Source records
——

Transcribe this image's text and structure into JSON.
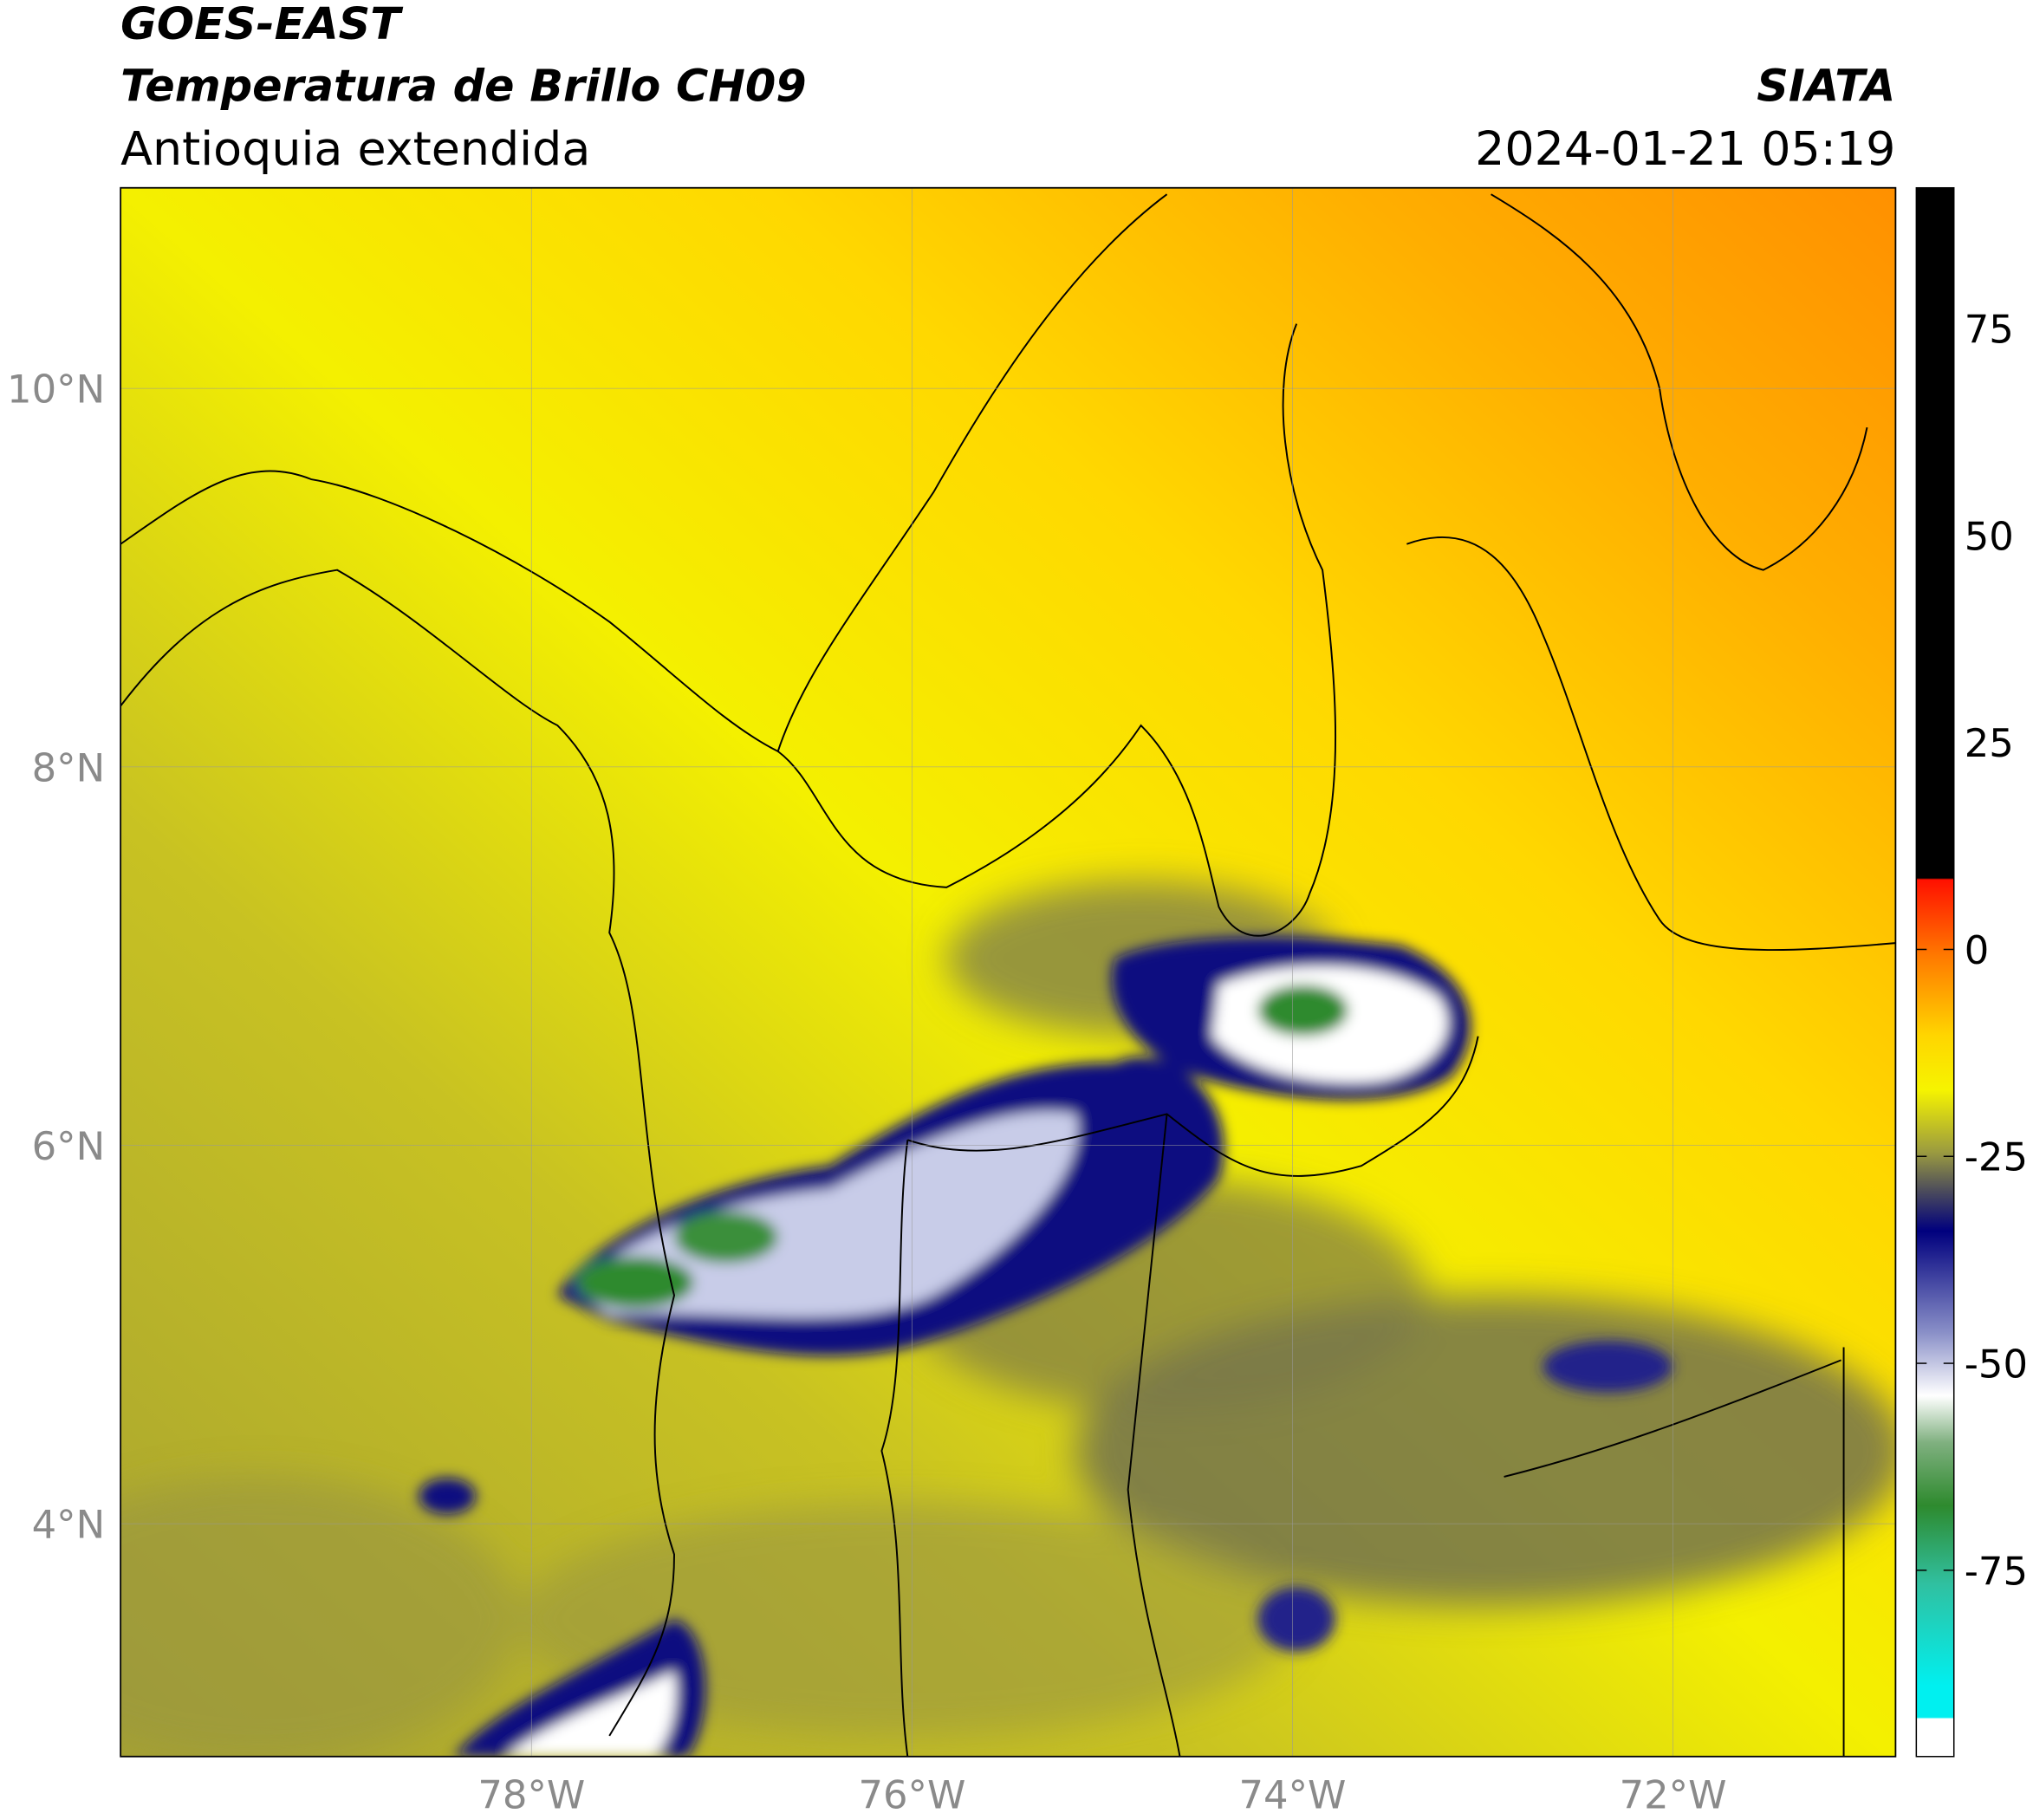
{
  "header": {
    "title": "GOES-EAST",
    "subtitle": "Temperatura de Brillo CH09",
    "region": "Antioquia extendida",
    "source": "SIATA",
    "timestamp": "2024-01-21 05:19"
  },
  "map": {
    "lonlim": [
      -80.16,
      -70.83
    ],
    "latlim": [
      2.77,
      11.06
    ],
    "grid": true,
    "lon_ticks": [
      {
        "value": -78,
        "label": "78°W"
      },
      {
        "value": -76,
        "label": "76°W"
      },
      {
        "value": -74,
        "label": "74°W"
      },
      {
        "value": -72,
        "label": "72°W"
      }
    ],
    "lat_ticks": [
      {
        "value": 10,
        "label": "10°N"
      },
      {
        "value": 8,
        "label": "8°N"
      },
      {
        "value": 6,
        "label": "6°N"
      },
      {
        "value": 4,
        "label": "4°N"
      }
    ]
  },
  "colorbar": {
    "range": [
      -97.5,
      92
    ],
    "ticks": [
      75,
      50,
      25,
      0,
      -25,
      -50,
      -75
    ]
  }
}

——

Work to complete: Transcribe every record above exactly as written, leaving out any pictures.

The reply:
Transcribe this image's text and structure into JSON.
{
  "header": {
    "title": "GOES-EAST",
    "subtitle": "Temperatura de Brillo CH09",
    "region": "Antioquia extendida",
    "source": "SIATA",
    "timestamp": "2024-01-21 05:19"
  },
  "map": {
    "lonlim": [
      -80.16,
      -70.83
    ],
    "latlim": [
      2.77,
      11.06
    ],
    "grid": true,
    "lon_ticks": [
      {
        "value": -78,
        "label": "78°W"
      },
      {
        "value": -76,
        "label": "76°W"
      },
      {
        "value": -74,
        "label": "74°W"
      },
      {
        "value": -72,
        "label": "72°W"
      }
    ],
    "lat_ticks": [
      {
        "value": 10,
        "label": "10°N"
      },
      {
        "value": 8,
        "label": "8°N"
      },
      {
        "value": 6,
        "label": "6°N"
      },
      {
        "value": 4,
        "label": "4°N"
      }
    ]
  },
  "colorbar": {
    "range": [
      -97.5,
      92
    ],
    "ticks": [
      75,
      50,
      25,
      0,
      -25,
      -50,
      -75
    ]
  }
}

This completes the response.